● **Work required**
Reproduce all entries precisely as they are written.

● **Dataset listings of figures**
* Begin *
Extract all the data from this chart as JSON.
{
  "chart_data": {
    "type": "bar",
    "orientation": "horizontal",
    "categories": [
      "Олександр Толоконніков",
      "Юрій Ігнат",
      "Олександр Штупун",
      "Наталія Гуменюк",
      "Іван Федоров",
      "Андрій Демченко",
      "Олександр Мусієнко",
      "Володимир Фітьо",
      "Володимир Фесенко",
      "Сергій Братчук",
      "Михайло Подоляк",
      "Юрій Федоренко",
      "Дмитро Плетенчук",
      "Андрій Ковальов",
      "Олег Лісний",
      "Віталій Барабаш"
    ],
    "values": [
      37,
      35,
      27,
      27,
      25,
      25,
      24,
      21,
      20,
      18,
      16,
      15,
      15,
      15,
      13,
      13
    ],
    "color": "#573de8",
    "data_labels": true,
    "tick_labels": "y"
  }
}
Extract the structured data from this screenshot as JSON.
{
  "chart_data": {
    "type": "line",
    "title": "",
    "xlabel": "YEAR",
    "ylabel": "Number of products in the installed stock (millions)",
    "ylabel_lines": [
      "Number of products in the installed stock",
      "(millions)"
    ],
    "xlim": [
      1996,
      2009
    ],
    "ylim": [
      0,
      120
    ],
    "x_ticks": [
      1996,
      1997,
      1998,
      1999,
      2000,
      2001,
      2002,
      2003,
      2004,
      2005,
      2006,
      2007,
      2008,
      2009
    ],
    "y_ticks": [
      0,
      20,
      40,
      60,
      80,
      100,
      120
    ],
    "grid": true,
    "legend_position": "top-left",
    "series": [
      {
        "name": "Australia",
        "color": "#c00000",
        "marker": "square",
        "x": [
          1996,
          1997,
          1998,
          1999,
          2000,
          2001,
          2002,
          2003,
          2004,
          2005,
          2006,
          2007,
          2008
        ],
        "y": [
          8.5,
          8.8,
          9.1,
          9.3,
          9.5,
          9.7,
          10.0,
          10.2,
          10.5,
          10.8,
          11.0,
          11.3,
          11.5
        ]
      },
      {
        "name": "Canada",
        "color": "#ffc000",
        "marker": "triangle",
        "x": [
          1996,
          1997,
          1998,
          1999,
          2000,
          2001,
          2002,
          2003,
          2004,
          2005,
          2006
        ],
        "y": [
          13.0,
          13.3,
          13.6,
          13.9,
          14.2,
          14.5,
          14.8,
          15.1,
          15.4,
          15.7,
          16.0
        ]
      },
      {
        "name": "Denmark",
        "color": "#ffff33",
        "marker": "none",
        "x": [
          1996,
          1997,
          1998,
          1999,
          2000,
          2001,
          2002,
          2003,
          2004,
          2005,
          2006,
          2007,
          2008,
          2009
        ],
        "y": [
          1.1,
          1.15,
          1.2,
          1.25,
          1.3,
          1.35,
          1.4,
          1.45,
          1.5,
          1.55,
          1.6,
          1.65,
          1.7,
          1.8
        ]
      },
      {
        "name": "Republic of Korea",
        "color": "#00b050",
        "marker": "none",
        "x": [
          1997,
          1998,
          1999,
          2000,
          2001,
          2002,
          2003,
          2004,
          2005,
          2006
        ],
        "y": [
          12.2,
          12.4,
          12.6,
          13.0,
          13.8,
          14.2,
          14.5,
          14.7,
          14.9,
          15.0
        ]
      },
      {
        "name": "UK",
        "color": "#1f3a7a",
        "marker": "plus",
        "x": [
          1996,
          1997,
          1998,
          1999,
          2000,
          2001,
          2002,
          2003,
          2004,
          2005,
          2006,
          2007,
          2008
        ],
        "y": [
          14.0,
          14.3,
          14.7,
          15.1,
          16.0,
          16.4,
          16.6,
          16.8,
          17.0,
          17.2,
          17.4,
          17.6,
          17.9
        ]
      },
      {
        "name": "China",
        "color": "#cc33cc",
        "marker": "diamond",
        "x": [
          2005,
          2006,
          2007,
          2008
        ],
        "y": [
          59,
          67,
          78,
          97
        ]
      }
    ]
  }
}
* End *
● **Correct output**
Extract all the data from this chart as JSON.
{
  "chart_data": {
    "type": "bar",
    "orientation": "horizontal",
    "categories": [
      "Олександр Толоконніков",
      "Юрій Ігнат",
      "Олександр Штупун",
      "Наталія Гуменюк",
      "Іван Федоров",
      "Андрій Демченко",
      "Олександр Мусієнко",
      "Володимир Фітьо",
      "Володимир Фесенко",
      "Сергій Братчук",
      "Михайло Подоляк",
      "Юрій Федоренко",
      "Дмитро Плетенчук",
      "Андрій Ковальов",
      "Олег Лісний",
      "Віталій Барабаш"
    ],
    "values": [
      37,
      35,
      27,
      27,
      25,
      25,
      24,
      21,
      20,
      18,
      16,
      15,
      15,
      15,
      13,
      13
    ],
    "color": "#573de8",
    "data_labels": true,
    "tick_labels": "y"
  }
}
Extract the structured data from this screenshot as JSON.
{
  "chart_data": {
    "type": "line",
    "title": "",
    "xlabel": "YEAR",
    "ylabel": "Number of products in the installed stock (millions)",
    "ylabel_lines": [
      "Number of products in the installed stock",
      "(millions)"
    ],
    "xlim": [
      1996,
      2009
    ],
    "ylim": [
      0,
      120
    ],
    "x_ticks": [
      1996,
      1997,
      1998,
      1999,
      2000,
      2001,
      2002,
      2003,
      2004,
      2005,
      2006,
      2007,
      2008,
      2009
    ],
    "y_ticks": [
      0,
      20,
      40,
      60,
      80,
      100,
      120
    ],
    "grid": true,
    "legend_position": "top-left",
    "series": [
      {
        "name": "Australia",
        "color": "#c00000",
        "marker": "square",
        "x": [
          1996,
          1997,
          1998,
          1999,
          2000,
          2001,
          2002,
          2003,
          2004,
          2005,
          2006,
          2007,
          2008
        ],
        "y": [
          8.5,
          8.8,
          9.1,
          9.3,
          9.5,
          9.7,
          10.0,
          10.2,
          10.5,
          10.8,
          11.0,
          11.3,
          11.5
        ]
      },
      {
        "name": "Canada",
        "color": "#ffc000",
        "marker": "triangle",
        "x": [
          1996,
          1997,
          1998,
          1999,
          2000,
          2001,
          2002,
          2003,
          2004,
          2005,
          2006
        ],
        "y": [
          13.0,
          13.3,
          13.6,
          13.9,
          14.2,
          14.5,
          14.8,
          15.1,
          15.4,
          15.7,
          16.0
        ]
      },
      {
        "name": "Denmark",
        "color": "#ffff33",
        "marker": "none",
        "x": [
          1996,
          1997,
          1998,
          1999,
          2000,
          2001,
          2002,
          2003,
          2004,
          2005,
          2006,
          2007,
          2008,
          2009
        ],
        "y": [
          1.1,
          1.15,
          1.2,
          1.25,
          1.3,
          1.35,
          1.4,
          1.45,
          1.5,
          1.55,
          1.6,
          1.65,
          1.7,
          1.8
        ]
      },
      {
        "name": "Republic of Korea",
        "color": "#00b050",
        "marker": "none",
        "x": [
          1997,
          1998,
          1999,
          2000,
          2001,
          2002,
          2003,
          2004,
          2005,
          2006
        ],
        "y": [
          12.2,
          12.4,
          12.6,
          13.0,
          13.8,
          14.2,
          14.5,
          14.7,
          14.9,
          15.0
        ]
      },
      {
        "name": "UK",
        "color": "#1f3a7a",
        "marker": "plus",
        "x": [
          1996,
          1997,
          1998,
          1999,
          2000,
          2001,
          2002,
          2003,
          2004,
          2005,
          2006,
          2007,
          2008
        ],
        "y": [
          14.0,
          14.3,
          14.7,
          15.1,
          16.0,
          16.4,
          16.6,
          16.8,
          17.0,
          17.2,
          17.4,
          17.6,
          17.9
        ]
      },
      {
        "name": "China",
        "color": "#cc33cc",
        "marker": "diamond",
        "x": [
          2005,
          2006,
          2007,
          2008
        ],
        "y": [
          59,
          67,
          78,
          97
        ]
      }
    ]
  }
}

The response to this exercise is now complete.